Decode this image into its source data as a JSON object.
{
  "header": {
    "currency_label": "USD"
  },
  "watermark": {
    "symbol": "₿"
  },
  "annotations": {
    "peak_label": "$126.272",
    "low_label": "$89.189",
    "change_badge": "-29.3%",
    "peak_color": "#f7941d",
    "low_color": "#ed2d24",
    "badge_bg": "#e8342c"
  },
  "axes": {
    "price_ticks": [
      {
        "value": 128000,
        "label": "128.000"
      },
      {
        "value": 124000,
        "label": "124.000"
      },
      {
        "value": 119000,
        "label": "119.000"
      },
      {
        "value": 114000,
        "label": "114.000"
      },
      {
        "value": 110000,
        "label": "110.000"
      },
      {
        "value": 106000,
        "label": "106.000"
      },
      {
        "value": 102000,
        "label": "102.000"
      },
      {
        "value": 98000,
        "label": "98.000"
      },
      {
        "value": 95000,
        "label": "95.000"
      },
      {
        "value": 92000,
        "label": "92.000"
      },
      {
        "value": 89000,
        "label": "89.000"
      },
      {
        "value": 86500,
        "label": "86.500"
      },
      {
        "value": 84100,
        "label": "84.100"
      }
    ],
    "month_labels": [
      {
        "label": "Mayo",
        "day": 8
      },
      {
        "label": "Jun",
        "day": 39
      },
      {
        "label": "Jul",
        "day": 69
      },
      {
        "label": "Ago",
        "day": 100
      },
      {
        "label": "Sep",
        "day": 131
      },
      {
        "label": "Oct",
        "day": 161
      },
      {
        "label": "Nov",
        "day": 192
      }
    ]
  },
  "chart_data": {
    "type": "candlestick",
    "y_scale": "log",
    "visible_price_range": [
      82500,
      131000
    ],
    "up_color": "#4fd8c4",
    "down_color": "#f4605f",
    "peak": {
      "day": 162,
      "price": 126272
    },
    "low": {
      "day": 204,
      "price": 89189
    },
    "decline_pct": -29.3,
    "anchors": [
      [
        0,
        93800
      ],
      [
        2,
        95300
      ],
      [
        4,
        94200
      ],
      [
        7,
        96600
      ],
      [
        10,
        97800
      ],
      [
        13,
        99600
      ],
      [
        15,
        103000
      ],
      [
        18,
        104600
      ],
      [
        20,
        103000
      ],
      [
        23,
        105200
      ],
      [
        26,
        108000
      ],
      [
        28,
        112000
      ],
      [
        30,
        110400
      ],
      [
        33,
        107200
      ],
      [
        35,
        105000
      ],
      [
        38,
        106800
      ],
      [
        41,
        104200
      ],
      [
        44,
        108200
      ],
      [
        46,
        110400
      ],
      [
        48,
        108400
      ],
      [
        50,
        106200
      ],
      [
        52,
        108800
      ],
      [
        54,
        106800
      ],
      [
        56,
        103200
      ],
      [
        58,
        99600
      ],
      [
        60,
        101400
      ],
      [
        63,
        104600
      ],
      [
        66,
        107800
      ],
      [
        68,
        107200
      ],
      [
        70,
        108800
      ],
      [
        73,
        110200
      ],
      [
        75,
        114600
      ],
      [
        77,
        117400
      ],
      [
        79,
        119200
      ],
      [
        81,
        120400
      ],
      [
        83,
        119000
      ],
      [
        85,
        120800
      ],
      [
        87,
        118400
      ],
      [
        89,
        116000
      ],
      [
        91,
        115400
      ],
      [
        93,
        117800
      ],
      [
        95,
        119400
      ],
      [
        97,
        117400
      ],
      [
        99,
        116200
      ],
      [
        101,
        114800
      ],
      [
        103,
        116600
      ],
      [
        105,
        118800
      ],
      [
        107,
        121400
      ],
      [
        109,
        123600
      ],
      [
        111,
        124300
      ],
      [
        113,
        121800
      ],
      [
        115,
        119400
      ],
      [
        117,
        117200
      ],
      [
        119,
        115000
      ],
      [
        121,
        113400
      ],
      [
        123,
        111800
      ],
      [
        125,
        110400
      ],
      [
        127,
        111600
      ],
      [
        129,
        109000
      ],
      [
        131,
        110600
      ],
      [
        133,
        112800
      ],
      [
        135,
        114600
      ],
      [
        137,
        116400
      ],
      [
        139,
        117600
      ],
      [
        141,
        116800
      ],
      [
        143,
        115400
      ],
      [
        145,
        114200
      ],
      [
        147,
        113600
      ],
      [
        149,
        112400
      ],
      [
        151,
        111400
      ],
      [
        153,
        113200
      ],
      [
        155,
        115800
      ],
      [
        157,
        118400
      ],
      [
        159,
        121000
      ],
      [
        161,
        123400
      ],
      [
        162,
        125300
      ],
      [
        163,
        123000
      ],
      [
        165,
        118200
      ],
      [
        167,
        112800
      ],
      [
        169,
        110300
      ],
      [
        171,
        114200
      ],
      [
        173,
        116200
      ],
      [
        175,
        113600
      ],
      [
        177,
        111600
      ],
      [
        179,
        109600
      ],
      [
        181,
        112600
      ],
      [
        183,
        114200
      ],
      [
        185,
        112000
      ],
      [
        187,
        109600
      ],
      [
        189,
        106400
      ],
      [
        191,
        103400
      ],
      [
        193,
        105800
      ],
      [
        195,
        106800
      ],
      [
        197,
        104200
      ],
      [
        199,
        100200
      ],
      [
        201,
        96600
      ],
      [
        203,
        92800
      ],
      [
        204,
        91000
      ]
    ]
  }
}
-- -- --
# Exercise
Repeat the entries exactly, all of them.

# Solved problem
Decode this image into its source data as a JSON object.
{
  "header": {
    "currency_label": "USD"
  },
  "watermark": {
    "symbol": "₿"
  },
  "annotations": {
    "peak_label": "$126.272",
    "low_label": "$89.189",
    "change_badge": "-29.3%",
    "peak_color": "#f7941d",
    "low_color": "#ed2d24",
    "badge_bg": "#e8342c"
  },
  "axes": {
    "price_ticks": [
      {
        "value": 128000,
        "label": "128.000"
      },
      {
        "value": 124000,
        "label": "124.000"
      },
      {
        "value": 119000,
        "label": "119.000"
      },
      {
        "value": 114000,
        "label": "114.000"
      },
      {
        "value": 110000,
        "label": "110.000"
      },
      {
        "value": 106000,
        "label": "106.000"
      },
      {
        "value": 102000,
        "label": "102.000"
      },
      {
        "value": 98000,
        "label": "98.000"
      },
      {
        "value": 95000,
        "label": "95.000"
      },
      {
        "value": 92000,
        "label": "92.000"
      },
      {
        "value": 89000,
        "label": "89.000"
      },
      {
        "value": 86500,
        "label": "86.500"
      },
      {
        "value": 84100,
        "label": "84.100"
      }
    ],
    "month_labels": [
      {
        "label": "Mayo",
        "day": 8
      },
      {
        "label": "Jun",
        "day": 39
      },
      {
        "label": "Jul",
        "day": 69
      },
      {
        "label": "Ago",
        "day": 100
      },
      {
        "label": "Sep",
        "day": 131
      },
      {
        "label": "Oct",
        "day": 161
      },
      {
        "label": "Nov",
        "day": 192
      }
    ]
  },
  "chart_data": {
    "type": "candlestick",
    "y_scale": "log",
    "visible_price_range": [
      82500,
      131000
    ],
    "up_color": "#4fd8c4",
    "down_color": "#f4605f",
    "peak": {
      "day": 162,
      "price": 126272
    },
    "low": {
      "day": 204,
      "price": 89189
    },
    "decline_pct": -29.3,
    "anchors": [
      [
        0,
        93800
      ],
      [
        2,
        95300
      ],
      [
        4,
        94200
      ],
      [
        7,
        96600
      ],
      [
        10,
        97800
      ],
      [
        13,
        99600
      ],
      [
        15,
        103000
      ],
      [
        18,
        104600
      ],
      [
        20,
        103000
      ],
      [
        23,
        105200
      ],
      [
        26,
        108000
      ],
      [
        28,
        112000
      ],
      [
        30,
        110400
      ],
      [
        33,
        107200
      ],
      [
        35,
        105000
      ],
      [
        38,
        106800
      ],
      [
        41,
        104200
      ],
      [
        44,
        108200
      ],
      [
        46,
        110400
      ],
      [
        48,
        108400
      ],
      [
        50,
        106200
      ],
      [
        52,
        108800
      ],
      [
        54,
        106800
      ],
      [
        56,
        103200
      ],
      [
        58,
        99600
      ],
      [
        60,
        101400
      ],
      [
        63,
        104600
      ],
      [
        66,
        107800
      ],
      [
        68,
        107200
      ],
      [
        70,
        108800
      ],
      [
        73,
        110200
      ],
      [
        75,
        114600
      ],
      [
        77,
        117400
      ],
      [
        79,
        119200
      ],
      [
        81,
        120400
      ],
      [
        83,
        119000
      ],
      [
        85,
        120800
      ],
      [
        87,
        118400
      ],
      [
        89,
        116000
      ],
      [
        91,
        115400
      ],
      [
        93,
        117800
      ],
      [
        95,
        119400
      ],
      [
        97,
        117400
      ],
      [
        99,
        116200
      ],
      [
        101,
        114800
      ],
      [
        103,
        116600
      ],
      [
        105,
        118800
      ],
      [
        107,
        121400
      ],
      [
        109,
        123600
      ],
      [
        111,
        124300
      ],
      [
        113,
        121800
      ],
      [
        115,
        119400
      ],
      [
        117,
        117200
      ],
      [
        119,
        115000
      ],
      [
        121,
        113400
      ],
      [
        123,
        111800
      ],
      [
        125,
        110400
      ],
      [
        127,
        111600
      ],
      [
        129,
        109000
      ],
      [
        131,
        110600
      ],
      [
        133,
        112800
      ],
      [
        135,
        114600
      ],
      [
        137,
        116400
      ],
      [
        139,
        117600
      ],
      [
        141,
        116800
      ],
      [
        143,
        115400
      ],
      [
        145,
        114200
      ],
      [
        147,
        113600
      ],
      [
        149,
        112400
      ],
      [
        151,
        111400
      ],
      [
        153,
        113200
      ],
      [
        155,
        115800
      ],
      [
        157,
        118400
      ],
      [
        159,
        121000
      ],
      [
        161,
        123400
      ],
      [
        162,
        125300
      ],
      [
        163,
        123000
      ],
      [
        165,
        118200
      ],
      [
        167,
        112800
      ],
      [
        169,
        110300
      ],
      [
        171,
        114200
      ],
      [
        173,
        116200
      ],
      [
        175,
        113600
      ],
      [
        177,
        111600
      ],
      [
        179,
        109600
      ],
      [
        181,
        112600
      ],
      [
        183,
        114200
      ],
      [
        185,
        112000
      ],
      [
        187,
        109600
      ],
      [
        189,
        106400
      ],
      [
        191,
        103400
      ],
      [
        193,
        105800
      ],
      [
        195,
        106800
      ],
      [
        197,
        104200
      ],
      [
        199,
        100200
      ],
      [
        201,
        96600
      ],
      [
        203,
        92800
      ],
      [
        204,
        91000
      ]
    ]
  }
}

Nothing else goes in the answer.